Given problem. Find and copy each line of the records where the string "with" shows up.
Begin Available records
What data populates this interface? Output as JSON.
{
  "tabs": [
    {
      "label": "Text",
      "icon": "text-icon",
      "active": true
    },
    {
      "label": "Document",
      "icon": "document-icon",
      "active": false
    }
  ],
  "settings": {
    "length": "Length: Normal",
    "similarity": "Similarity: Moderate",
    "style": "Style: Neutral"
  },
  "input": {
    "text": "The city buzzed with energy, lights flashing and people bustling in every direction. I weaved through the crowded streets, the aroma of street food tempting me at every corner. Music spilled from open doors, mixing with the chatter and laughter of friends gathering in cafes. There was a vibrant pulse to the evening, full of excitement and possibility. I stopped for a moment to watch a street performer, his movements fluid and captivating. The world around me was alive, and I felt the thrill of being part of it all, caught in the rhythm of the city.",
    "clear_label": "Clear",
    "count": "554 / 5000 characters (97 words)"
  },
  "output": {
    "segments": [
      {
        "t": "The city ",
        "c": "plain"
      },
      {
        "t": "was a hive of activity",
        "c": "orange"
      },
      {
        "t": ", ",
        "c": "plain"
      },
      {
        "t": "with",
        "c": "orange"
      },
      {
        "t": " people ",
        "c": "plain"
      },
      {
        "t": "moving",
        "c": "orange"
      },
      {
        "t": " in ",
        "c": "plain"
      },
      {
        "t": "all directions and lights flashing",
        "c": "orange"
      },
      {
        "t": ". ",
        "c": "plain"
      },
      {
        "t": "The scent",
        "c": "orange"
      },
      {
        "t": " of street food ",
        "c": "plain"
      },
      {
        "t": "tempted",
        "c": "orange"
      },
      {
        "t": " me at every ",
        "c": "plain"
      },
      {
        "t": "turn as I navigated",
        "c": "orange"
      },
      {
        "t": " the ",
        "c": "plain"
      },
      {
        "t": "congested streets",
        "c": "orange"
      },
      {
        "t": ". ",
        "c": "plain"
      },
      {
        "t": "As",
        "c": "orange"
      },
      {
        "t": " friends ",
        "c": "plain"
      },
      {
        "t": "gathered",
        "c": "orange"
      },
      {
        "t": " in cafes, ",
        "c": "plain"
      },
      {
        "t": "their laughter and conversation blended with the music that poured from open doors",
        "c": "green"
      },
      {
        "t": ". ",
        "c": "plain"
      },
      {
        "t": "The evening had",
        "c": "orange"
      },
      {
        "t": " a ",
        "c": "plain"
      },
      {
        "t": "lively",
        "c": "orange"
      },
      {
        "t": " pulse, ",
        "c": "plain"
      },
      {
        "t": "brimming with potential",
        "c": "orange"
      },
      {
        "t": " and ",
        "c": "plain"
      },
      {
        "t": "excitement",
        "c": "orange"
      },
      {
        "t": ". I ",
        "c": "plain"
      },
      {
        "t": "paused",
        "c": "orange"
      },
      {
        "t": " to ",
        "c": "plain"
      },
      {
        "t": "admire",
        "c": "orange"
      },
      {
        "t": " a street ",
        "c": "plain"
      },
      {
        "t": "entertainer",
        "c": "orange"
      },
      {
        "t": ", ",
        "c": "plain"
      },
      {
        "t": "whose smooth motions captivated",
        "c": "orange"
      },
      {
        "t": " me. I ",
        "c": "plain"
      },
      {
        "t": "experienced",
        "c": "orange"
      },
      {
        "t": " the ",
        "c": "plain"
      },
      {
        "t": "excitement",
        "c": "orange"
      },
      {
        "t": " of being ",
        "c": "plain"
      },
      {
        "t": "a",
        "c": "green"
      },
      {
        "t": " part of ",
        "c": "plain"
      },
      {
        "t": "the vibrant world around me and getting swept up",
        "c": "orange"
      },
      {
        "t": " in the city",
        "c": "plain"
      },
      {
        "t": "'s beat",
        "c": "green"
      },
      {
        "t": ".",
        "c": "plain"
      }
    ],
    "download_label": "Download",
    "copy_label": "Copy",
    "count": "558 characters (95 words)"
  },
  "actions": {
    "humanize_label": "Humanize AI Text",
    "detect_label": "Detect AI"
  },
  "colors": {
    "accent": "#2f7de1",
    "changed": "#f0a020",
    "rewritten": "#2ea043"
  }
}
End Available records
Begin Available records
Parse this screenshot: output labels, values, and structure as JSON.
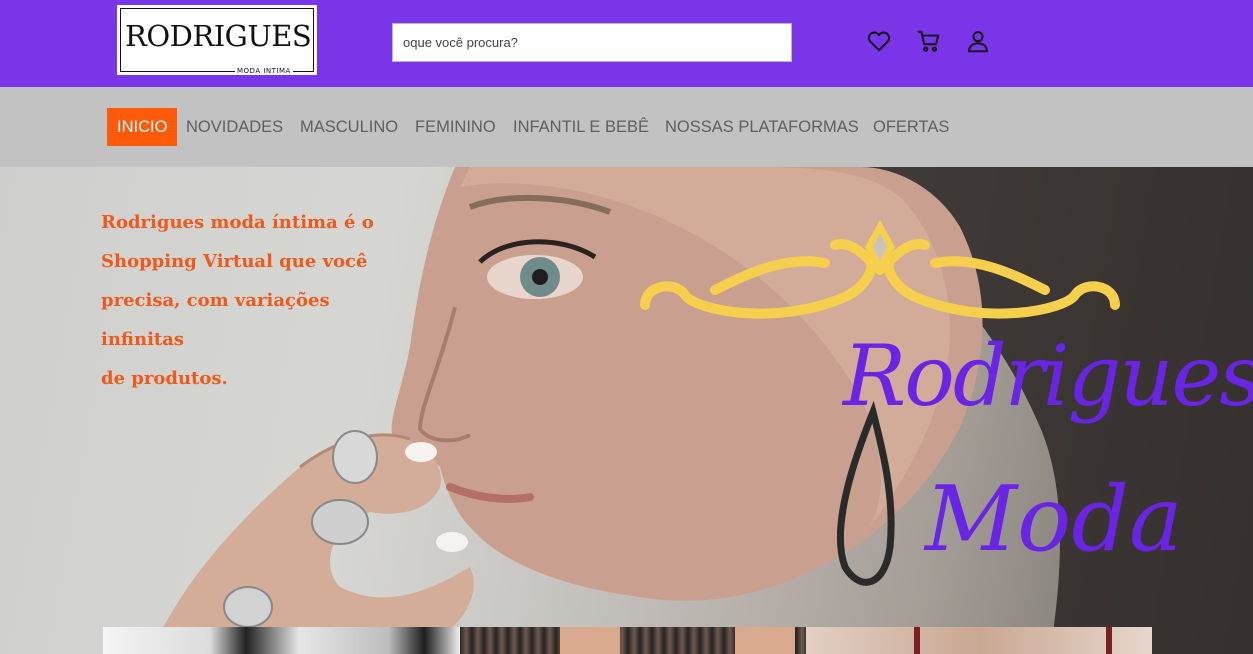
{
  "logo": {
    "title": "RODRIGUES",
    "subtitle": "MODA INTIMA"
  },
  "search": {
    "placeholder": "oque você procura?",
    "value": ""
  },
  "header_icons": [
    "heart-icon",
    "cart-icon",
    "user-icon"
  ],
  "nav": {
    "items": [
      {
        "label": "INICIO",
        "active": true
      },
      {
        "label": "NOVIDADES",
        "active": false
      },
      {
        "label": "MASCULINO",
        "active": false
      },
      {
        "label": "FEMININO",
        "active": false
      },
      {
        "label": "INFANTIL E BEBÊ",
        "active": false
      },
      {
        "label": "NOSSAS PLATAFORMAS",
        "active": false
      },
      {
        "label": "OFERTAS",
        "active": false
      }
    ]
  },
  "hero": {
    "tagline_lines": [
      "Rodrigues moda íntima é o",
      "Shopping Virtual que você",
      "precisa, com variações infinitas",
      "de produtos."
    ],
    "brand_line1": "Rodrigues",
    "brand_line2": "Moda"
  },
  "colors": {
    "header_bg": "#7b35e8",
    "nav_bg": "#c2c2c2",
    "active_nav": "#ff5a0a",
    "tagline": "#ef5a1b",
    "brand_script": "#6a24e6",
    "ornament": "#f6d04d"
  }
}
End Available records
Begin Available records
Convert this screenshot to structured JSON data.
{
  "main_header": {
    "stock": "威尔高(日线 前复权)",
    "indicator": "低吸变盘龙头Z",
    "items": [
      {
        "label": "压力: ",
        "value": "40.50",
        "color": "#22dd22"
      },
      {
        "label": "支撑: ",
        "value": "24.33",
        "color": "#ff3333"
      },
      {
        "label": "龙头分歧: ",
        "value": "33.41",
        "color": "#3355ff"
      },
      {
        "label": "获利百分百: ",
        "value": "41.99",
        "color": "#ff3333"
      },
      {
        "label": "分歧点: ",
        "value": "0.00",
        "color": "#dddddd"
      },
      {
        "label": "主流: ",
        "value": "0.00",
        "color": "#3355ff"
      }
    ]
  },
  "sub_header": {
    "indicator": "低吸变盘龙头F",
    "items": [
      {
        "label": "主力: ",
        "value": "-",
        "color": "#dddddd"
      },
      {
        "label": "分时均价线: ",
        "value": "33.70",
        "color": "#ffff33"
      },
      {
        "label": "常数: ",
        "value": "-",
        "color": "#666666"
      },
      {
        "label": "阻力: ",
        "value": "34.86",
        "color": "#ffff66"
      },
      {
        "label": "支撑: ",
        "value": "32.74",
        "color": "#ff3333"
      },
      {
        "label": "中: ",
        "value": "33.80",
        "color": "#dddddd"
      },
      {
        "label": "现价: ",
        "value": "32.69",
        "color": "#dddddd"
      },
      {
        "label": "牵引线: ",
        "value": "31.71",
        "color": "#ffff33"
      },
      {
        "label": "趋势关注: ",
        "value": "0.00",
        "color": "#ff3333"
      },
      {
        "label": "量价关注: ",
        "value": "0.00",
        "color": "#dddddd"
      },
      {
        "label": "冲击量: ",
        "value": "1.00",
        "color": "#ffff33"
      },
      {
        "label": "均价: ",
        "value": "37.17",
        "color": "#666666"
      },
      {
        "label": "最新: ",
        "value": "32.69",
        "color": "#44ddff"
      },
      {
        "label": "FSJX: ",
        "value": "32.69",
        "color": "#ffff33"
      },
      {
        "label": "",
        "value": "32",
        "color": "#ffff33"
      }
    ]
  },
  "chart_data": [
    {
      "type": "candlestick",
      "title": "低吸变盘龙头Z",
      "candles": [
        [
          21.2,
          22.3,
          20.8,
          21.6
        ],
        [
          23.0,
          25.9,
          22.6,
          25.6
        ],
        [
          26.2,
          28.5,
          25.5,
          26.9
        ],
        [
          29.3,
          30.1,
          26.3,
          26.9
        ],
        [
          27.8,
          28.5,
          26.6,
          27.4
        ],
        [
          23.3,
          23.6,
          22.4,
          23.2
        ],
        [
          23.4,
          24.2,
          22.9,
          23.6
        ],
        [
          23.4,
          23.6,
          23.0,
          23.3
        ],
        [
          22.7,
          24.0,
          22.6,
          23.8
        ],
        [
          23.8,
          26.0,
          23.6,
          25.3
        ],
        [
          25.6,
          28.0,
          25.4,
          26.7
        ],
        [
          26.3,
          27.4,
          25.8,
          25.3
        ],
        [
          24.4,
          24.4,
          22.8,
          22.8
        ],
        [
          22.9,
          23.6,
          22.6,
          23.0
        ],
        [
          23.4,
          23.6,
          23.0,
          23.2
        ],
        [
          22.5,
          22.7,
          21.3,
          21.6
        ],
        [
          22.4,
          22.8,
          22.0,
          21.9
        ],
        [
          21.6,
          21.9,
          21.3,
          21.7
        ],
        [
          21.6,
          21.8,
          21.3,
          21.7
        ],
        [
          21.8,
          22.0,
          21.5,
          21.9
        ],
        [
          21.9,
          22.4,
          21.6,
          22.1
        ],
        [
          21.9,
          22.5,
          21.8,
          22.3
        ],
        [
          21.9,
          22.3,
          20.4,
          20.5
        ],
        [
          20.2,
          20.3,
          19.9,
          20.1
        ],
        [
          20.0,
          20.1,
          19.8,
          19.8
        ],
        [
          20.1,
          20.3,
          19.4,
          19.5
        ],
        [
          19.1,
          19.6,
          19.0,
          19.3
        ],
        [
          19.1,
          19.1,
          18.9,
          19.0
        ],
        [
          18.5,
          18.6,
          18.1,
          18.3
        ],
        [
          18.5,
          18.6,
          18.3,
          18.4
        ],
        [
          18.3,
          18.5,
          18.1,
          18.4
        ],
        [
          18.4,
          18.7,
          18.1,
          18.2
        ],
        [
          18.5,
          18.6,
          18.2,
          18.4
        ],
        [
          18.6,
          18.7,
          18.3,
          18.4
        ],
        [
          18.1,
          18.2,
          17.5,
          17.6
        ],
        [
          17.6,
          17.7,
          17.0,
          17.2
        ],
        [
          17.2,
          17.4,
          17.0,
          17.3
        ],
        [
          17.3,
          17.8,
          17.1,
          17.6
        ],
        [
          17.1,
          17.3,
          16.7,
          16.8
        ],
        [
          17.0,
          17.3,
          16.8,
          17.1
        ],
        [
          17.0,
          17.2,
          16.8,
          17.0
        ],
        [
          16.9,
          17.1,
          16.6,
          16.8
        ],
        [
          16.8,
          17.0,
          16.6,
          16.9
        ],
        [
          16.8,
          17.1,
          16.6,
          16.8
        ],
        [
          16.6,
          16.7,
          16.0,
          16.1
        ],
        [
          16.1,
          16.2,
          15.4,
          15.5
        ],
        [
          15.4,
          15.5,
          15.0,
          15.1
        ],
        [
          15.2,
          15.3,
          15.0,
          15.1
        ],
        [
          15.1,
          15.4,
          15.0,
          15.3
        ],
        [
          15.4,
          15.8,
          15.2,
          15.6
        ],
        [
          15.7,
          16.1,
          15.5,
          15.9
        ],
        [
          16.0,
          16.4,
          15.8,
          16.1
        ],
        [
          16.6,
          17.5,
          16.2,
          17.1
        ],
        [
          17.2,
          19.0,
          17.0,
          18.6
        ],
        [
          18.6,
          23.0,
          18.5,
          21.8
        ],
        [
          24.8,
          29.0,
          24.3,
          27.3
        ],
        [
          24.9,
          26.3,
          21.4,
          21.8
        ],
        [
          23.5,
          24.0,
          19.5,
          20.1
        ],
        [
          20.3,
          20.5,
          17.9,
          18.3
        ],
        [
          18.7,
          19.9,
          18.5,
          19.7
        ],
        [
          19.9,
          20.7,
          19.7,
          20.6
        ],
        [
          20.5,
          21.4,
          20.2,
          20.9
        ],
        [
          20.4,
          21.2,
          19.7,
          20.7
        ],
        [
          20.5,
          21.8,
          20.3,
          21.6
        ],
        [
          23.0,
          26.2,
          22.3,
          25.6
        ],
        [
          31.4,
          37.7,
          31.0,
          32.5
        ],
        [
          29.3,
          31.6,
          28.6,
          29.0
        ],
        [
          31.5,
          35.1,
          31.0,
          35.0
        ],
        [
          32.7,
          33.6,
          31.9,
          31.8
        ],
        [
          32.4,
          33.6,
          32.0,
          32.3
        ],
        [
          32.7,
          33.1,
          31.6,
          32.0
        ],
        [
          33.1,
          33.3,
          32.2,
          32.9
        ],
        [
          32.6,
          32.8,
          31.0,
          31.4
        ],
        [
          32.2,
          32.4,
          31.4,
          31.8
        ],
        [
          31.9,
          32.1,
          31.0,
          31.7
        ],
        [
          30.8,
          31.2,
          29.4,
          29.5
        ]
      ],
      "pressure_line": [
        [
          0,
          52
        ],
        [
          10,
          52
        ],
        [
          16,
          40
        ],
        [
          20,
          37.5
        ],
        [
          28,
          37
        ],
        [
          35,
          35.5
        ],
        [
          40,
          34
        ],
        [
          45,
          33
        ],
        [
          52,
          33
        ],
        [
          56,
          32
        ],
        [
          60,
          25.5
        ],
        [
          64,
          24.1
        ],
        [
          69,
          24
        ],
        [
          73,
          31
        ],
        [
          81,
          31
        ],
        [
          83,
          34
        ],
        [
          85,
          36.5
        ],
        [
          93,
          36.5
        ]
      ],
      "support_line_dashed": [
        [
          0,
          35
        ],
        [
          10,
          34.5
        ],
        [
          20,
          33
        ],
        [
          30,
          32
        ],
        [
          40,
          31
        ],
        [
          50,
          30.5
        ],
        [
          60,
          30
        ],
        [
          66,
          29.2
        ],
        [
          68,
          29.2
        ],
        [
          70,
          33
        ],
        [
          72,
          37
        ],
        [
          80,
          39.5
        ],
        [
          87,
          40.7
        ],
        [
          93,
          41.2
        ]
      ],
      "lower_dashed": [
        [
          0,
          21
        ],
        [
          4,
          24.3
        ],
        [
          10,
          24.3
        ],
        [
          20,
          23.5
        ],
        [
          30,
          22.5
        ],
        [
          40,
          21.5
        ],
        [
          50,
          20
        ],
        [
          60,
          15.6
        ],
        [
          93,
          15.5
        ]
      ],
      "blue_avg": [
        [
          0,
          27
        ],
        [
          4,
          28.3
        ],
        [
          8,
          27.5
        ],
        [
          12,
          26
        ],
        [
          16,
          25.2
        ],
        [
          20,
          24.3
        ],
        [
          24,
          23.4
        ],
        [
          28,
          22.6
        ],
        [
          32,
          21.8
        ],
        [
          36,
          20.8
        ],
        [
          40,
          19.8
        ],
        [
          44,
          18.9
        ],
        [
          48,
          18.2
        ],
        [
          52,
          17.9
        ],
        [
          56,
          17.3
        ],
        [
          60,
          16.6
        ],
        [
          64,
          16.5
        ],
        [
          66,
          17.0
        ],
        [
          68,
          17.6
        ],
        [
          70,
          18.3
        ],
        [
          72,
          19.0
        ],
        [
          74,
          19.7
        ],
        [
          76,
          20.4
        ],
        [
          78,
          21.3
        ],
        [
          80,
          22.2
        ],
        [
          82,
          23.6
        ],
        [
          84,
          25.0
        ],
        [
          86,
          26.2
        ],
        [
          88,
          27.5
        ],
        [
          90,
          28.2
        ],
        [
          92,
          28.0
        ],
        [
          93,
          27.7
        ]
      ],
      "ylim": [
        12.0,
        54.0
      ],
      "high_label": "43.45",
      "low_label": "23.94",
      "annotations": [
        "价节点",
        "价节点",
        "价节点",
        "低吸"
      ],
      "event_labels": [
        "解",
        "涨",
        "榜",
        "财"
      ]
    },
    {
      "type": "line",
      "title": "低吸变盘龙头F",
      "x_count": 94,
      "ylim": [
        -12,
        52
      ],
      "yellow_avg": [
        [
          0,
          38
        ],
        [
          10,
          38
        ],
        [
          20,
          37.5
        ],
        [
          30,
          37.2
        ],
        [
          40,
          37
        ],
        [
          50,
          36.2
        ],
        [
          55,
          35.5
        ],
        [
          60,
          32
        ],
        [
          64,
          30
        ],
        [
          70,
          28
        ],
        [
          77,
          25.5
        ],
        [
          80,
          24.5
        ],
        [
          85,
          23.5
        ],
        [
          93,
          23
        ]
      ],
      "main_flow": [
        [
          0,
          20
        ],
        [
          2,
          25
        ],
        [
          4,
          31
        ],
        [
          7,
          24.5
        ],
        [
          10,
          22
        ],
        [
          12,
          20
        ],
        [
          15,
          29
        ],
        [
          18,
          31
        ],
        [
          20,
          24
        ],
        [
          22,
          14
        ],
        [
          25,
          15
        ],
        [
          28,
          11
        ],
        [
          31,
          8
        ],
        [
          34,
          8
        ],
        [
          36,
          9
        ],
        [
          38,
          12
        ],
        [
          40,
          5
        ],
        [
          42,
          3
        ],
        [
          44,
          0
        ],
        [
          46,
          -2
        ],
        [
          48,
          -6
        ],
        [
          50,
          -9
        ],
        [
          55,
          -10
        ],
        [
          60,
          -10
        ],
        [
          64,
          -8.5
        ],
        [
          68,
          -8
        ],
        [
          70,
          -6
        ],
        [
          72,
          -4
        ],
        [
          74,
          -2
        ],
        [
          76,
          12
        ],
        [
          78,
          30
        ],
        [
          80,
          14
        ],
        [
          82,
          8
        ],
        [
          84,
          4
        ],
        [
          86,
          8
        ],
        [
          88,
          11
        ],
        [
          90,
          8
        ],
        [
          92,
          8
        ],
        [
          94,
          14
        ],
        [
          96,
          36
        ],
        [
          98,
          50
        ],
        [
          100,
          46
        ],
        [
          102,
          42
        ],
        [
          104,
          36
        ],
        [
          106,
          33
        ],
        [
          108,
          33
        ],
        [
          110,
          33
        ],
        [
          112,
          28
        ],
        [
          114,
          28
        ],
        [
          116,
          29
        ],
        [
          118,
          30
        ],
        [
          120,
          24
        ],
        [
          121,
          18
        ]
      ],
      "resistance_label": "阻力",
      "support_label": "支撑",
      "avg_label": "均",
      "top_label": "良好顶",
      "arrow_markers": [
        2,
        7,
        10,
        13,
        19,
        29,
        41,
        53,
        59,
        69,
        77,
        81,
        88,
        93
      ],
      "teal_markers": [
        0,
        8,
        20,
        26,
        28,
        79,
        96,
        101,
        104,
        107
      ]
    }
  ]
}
End Available records
Task output.
    "text": "The city buzzed with energy, lights flashing and people bustling in every direction. I weaved through the crowded streets, the aroma of street food tempting me at every corner. Music spilled from open doors, mixing with the chatter and laughter of friends gathering in cafes. There was a vibrant pulse to the evening, full of excitement and possibility. I stopped for a moment to watch a street performer, his movements fluid and captivating. The world around me was alive, and I felt the thrill of being part of it all, caught in the rhythm of the city.",
        "t": "with",
        "t": "their laughter and conversation blended with the music that poured from open doors",
        "t": "brimming with potential",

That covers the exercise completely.